▸ **TASK GOAL**
What is the number of lines in these entries that contain "입사지원서"? State it alone.
--- Start MATERIAL TO PROCESS ---
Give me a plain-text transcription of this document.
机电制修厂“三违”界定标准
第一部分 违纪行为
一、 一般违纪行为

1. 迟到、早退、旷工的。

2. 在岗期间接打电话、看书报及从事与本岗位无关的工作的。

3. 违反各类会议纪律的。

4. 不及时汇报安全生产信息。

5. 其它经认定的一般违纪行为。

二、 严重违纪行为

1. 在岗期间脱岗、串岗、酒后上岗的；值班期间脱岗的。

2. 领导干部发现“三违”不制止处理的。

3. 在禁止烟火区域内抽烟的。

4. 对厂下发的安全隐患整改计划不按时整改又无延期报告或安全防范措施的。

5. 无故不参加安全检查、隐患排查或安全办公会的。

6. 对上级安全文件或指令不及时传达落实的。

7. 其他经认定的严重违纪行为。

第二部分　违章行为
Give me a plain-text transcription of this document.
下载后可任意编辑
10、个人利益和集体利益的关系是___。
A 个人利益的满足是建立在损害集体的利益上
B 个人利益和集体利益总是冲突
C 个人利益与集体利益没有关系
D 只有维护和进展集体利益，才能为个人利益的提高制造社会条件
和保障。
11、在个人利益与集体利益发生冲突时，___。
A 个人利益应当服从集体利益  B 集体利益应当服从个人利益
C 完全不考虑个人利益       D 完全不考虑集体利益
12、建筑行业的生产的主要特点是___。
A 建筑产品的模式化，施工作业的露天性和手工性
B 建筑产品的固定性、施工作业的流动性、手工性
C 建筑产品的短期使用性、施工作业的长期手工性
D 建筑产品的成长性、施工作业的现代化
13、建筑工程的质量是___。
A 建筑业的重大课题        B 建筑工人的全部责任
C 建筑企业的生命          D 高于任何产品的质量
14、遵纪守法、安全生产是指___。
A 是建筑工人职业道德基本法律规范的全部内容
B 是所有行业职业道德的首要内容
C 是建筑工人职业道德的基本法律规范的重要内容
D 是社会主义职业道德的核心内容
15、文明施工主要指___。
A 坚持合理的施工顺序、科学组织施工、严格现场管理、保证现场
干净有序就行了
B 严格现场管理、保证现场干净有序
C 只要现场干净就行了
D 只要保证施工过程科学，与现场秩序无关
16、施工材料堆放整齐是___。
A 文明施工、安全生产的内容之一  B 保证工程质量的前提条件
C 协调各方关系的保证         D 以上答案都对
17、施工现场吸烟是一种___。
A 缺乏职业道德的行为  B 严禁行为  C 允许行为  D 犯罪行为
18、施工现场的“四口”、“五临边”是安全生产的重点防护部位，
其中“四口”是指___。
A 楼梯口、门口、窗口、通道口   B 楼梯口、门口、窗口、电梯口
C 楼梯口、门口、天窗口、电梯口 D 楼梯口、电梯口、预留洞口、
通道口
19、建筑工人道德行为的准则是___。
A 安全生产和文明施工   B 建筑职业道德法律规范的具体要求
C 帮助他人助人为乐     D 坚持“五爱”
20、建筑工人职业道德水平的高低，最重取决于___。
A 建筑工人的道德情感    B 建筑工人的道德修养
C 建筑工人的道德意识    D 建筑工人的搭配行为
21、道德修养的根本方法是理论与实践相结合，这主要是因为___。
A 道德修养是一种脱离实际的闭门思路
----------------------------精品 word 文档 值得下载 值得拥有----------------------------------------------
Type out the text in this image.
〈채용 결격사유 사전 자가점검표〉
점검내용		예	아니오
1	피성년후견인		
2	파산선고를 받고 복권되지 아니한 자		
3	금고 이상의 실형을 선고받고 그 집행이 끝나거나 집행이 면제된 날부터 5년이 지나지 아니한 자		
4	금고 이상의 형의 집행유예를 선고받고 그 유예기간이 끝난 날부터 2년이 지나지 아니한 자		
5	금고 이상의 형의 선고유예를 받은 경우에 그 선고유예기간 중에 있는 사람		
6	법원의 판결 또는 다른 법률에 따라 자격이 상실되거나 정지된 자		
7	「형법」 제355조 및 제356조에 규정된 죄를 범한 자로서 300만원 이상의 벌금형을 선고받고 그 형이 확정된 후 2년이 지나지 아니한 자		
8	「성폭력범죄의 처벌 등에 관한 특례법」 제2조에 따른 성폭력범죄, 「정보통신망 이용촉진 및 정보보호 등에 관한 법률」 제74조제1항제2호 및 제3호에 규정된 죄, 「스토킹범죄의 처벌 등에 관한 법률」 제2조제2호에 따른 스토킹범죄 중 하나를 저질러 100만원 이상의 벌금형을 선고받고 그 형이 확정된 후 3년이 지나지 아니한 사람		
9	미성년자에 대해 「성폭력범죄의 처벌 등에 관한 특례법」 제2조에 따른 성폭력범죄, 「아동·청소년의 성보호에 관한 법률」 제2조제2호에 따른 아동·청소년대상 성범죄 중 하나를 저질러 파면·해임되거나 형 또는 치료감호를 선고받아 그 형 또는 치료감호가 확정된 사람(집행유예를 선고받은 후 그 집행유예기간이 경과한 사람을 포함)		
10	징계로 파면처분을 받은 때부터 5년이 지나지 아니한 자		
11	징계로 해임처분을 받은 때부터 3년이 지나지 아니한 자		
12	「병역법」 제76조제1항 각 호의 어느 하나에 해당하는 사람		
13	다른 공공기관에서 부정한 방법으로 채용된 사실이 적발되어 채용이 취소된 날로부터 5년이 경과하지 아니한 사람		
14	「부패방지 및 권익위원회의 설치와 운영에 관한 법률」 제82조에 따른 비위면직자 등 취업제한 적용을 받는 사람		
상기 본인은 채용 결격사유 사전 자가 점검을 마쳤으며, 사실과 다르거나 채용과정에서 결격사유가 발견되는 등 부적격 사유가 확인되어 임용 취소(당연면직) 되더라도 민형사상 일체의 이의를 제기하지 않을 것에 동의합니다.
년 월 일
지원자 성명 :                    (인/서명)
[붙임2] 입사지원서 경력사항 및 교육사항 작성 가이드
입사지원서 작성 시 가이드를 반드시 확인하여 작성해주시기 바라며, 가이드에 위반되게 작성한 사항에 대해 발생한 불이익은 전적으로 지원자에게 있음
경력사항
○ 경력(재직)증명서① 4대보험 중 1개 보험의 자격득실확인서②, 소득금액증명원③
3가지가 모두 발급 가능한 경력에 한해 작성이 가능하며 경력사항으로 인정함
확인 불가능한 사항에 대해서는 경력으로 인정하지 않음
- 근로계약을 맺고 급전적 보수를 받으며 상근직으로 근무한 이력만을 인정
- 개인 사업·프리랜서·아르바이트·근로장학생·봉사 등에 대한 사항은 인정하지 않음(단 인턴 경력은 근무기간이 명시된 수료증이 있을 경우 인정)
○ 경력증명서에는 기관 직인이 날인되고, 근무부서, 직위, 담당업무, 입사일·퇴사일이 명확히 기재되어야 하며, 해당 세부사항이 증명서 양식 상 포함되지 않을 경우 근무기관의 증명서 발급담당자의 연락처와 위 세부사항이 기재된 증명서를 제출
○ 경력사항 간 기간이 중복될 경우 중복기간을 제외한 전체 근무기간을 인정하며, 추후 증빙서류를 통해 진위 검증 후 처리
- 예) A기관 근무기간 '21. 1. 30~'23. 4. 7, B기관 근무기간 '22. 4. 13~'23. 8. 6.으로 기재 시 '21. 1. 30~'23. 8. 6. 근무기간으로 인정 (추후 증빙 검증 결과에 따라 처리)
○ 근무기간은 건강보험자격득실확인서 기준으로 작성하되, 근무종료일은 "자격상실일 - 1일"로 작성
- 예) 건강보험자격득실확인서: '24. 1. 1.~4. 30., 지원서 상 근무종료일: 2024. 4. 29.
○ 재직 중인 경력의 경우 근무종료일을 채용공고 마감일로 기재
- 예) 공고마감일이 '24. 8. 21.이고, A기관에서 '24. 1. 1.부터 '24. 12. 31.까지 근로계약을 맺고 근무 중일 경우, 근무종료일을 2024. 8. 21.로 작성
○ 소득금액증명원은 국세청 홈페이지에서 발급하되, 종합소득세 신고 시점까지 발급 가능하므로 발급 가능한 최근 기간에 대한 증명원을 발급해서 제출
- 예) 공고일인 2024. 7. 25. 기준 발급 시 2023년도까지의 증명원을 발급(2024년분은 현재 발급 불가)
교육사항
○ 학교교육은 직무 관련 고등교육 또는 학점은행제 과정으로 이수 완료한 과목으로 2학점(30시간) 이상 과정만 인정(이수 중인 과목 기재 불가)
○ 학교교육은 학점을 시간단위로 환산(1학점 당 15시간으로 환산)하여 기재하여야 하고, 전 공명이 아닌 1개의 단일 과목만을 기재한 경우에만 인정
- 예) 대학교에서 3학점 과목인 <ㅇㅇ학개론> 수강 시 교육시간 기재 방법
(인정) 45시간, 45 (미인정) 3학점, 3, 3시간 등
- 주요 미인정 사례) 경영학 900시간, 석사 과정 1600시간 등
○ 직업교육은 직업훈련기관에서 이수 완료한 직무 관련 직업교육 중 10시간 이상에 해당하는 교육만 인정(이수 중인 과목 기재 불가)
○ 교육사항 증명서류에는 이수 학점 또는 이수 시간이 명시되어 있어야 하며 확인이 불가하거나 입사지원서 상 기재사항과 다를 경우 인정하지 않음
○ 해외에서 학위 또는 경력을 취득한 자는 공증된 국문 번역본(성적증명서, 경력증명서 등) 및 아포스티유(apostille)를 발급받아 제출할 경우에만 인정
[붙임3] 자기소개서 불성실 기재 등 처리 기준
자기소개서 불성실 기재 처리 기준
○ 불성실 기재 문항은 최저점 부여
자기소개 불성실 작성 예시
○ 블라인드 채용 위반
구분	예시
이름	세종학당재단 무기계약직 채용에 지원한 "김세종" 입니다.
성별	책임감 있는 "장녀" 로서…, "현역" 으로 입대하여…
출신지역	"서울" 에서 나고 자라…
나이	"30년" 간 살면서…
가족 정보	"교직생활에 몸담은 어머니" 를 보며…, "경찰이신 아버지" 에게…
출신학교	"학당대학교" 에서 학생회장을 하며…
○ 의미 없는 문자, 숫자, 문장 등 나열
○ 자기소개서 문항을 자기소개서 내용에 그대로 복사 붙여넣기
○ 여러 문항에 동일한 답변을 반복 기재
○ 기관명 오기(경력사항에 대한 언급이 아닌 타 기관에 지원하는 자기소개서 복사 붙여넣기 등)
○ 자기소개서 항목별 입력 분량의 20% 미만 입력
--- End MATERIAL TO PROCESS ---
▸ **TASK OUTPUT**
3